Given exercise. Return all of the data exactly, with nothing left out but the pictures.

(Extracted records)
####################
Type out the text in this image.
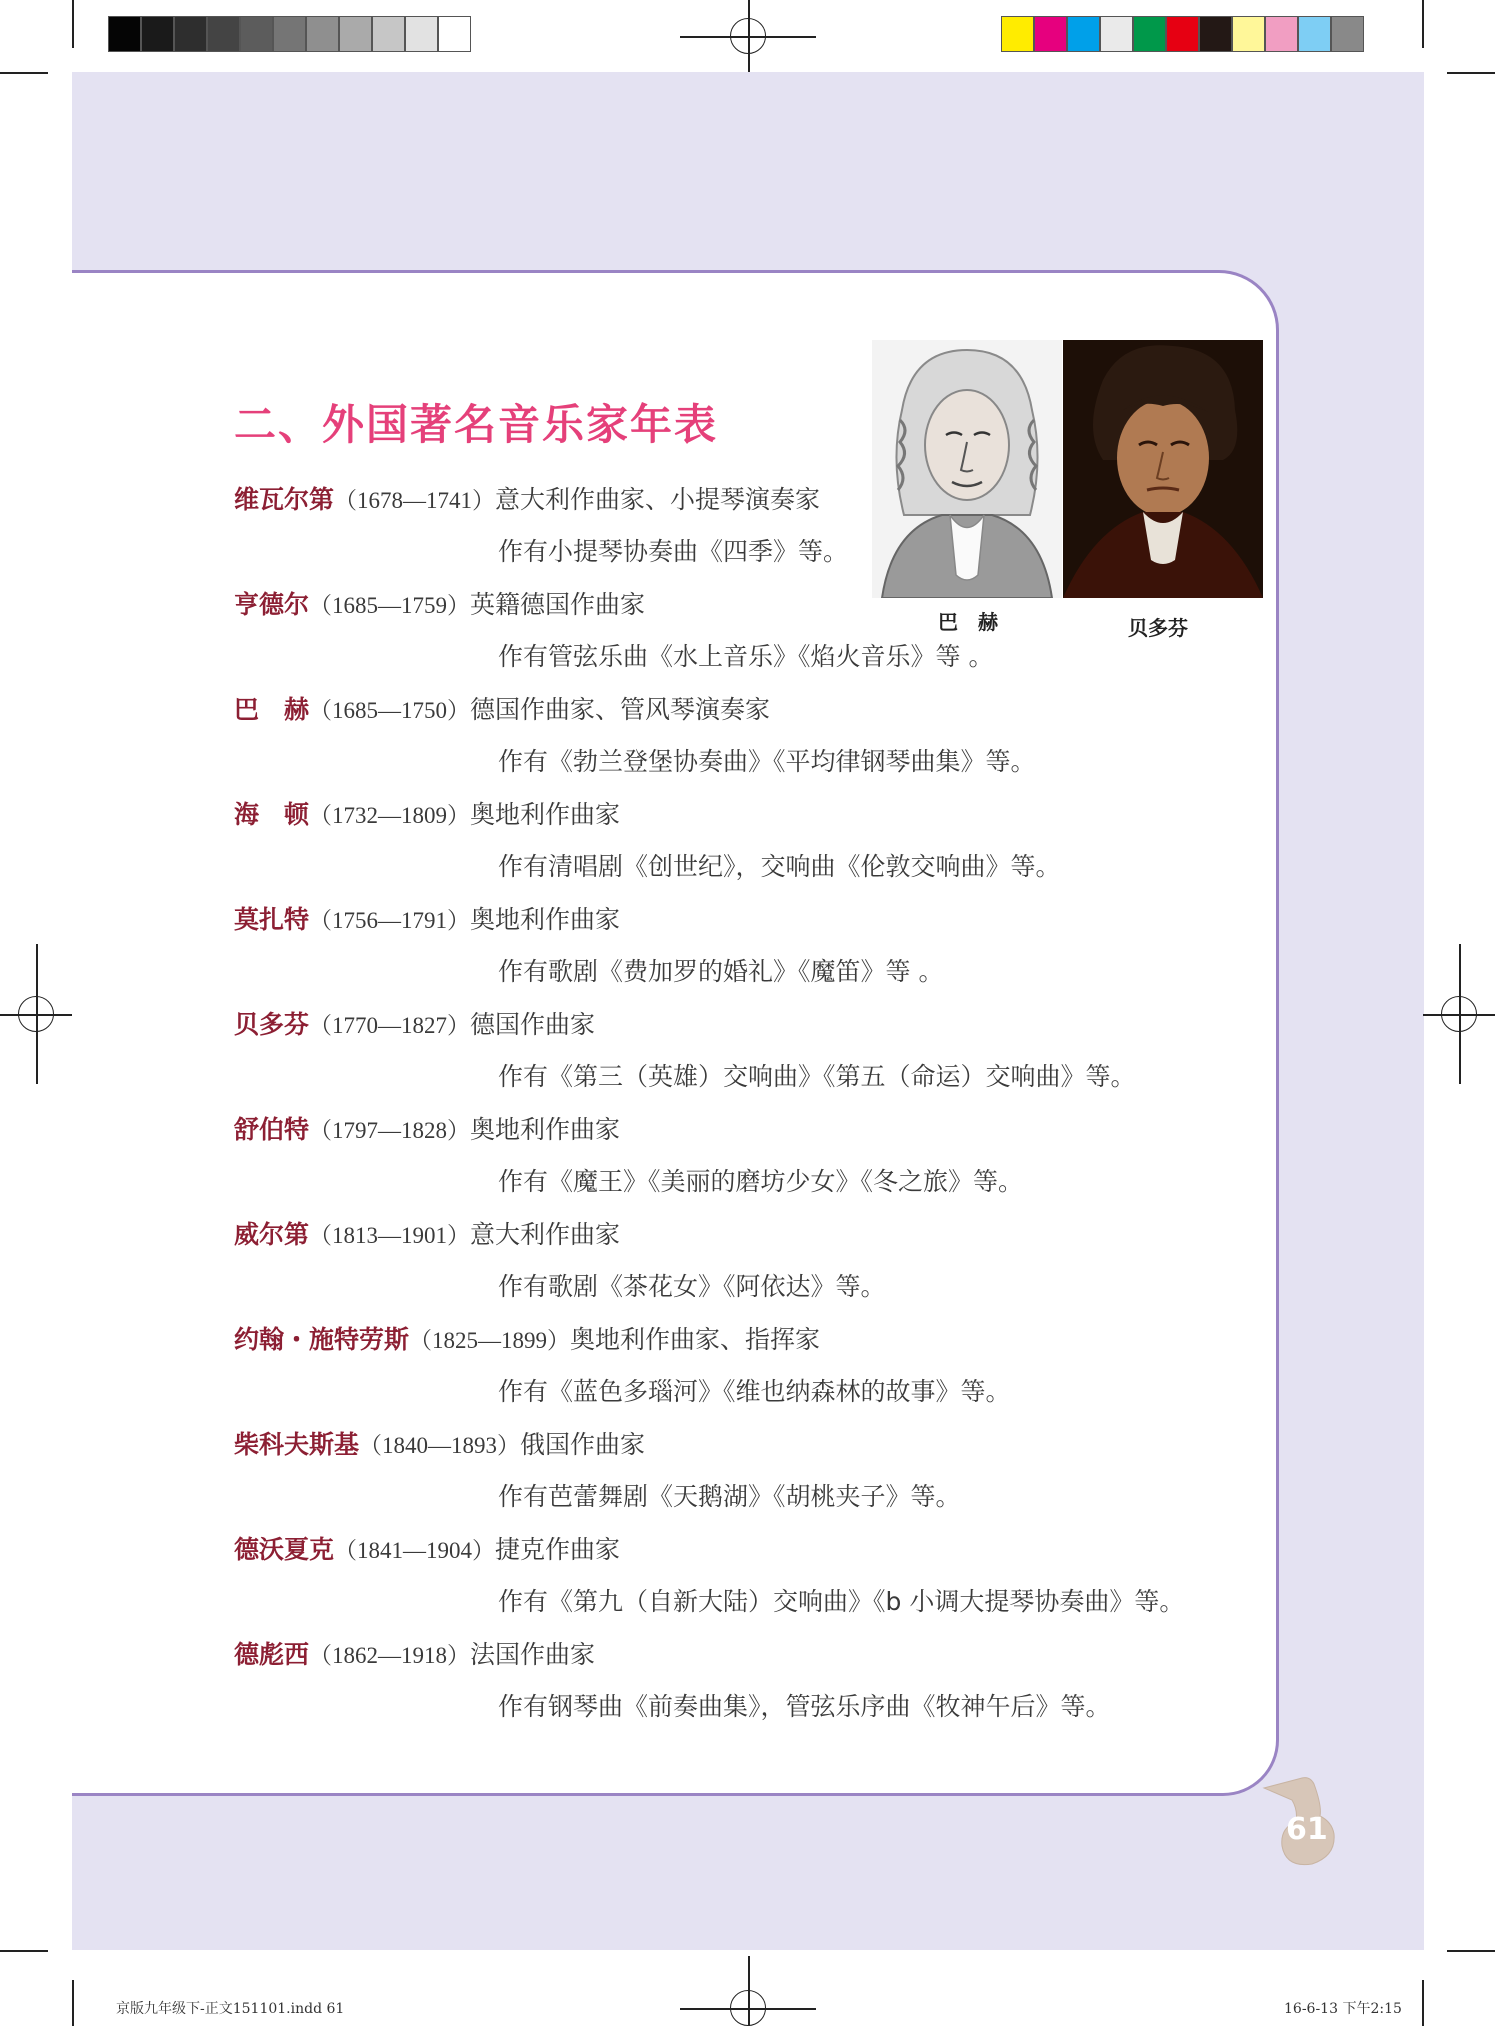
二、外国著名音乐家年表
巴　赫	贝多芬
维瓦尔第 （1678—1741）意大利作曲家、小提琴演奏家
作有小提琴协奏曲《四季》等。
亨德尔 （1685—1759）英籍德国作曲家
作有管弦乐曲《水上音乐》《焰火音乐》等 。
巴　赫 （1685—1750）德国作曲家、管风琴演奏家
作有《勃兰登堡协奏曲》《平均律钢琴曲集》等。
海　顿 （1732—1809）奥地利作曲家
作有清唱剧《创世纪》，交响曲《伦敦交响曲》等。
莫扎特 （1756—1791）奥地利作曲家
作有歌剧《费加罗的婚礼》《魔笛》等 。
贝多芬 （1770—1827）德国作曲家
作有《第三（英雄）交响曲》《第五（命运）交响曲》等。
舒伯特 （1797—1828）奥地利作曲家
作有《魔王》《美丽的磨坊少女》《冬之旅》等。
威尔第 （1813—1901）意大利作曲家
作有歌剧《茶花女》《阿依达》等。
约翰・施特劳斯 （1825—1899）奥地利作曲家、指挥家
作有《蓝色多瑙河》《维也纳森林的故事》等。
柴科夫斯基 （1840—1893）俄国作曲家
作有芭蕾舞剧《天鹅湖》《胡桃夹子》等。
德沃夏克 （1841—1904）捷克作曲家
作有《第九（自新大陆）交响曲》《b 小调大提琴协奏曲》等。
德彪西 （1862—1918）法国作曲家
作有钢琴曲《前奏曲集》，管弦乐序曲《牧神午后》等。
61
京版九年级下-正文151101.indd 61	16-6-13 下午2:15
####################
Solution to the exercise.
Type out the text in this image.
二、外国著名音乐家年表
巴　赫	贝多芬
维瓦尔第 （1678—1741）意大利作曲家、小提琴演奏家
作有小提琴协奏曲《四季》等。
亨德尔 （1685—1759）英籍德国作曲家
作有管弦乐曲《水上音乐》《焰火音乐》等 。
巴　赫 （1685—1750）德国作曲家、管风琴演奏家
作有《勃兰登堡协奏曲》《平均律钢琴曲集》等。
海　顿 （1732—1809）奥地利作曲家
作有清唱剧《创世纪》，交响曲《伦敦交响曲》等。
莫扎特 （1756—1791）奥地利作曲家
作有歌剧《费加罗的婚礼》《魔笛》等 。
贝多芬 （1770—1827）德国作曲家
作有《第三（英雄）交响曲》《第五（命运）交响曲》等。
舒伯特 （1797—1828）奥地利作曲家
作有《魔王》《美丽的磨坊少女》《冬之旅》等。
威尔第 （1813—1901）意大利作曲家
作有歌剧《茶花女》《阿依达》等。
约翰・施特劳斯 （1825—1899）奥地利作曲家、指挥家
作有《蓝色多瑙河》《维也纳森林的故事》等。
柴科夫斯基 （1840—1893）俄国作曲家
作有芭蕾舞剧《天鹅湖》《胡桃夹子》等。
德沃夏克 （1841—1904）捷克作曲家
作有《第九（自新大陆）交响曲》《b 小调大提琴协奏曲》等。
德彪西 （1862—1918）法国作曲家
作有钢琴曲《前奏曲集》，管弦乐序曲《牧神午后》等。
61
京版九年级下-正文151101.indd 61	16-6-13 下午2:15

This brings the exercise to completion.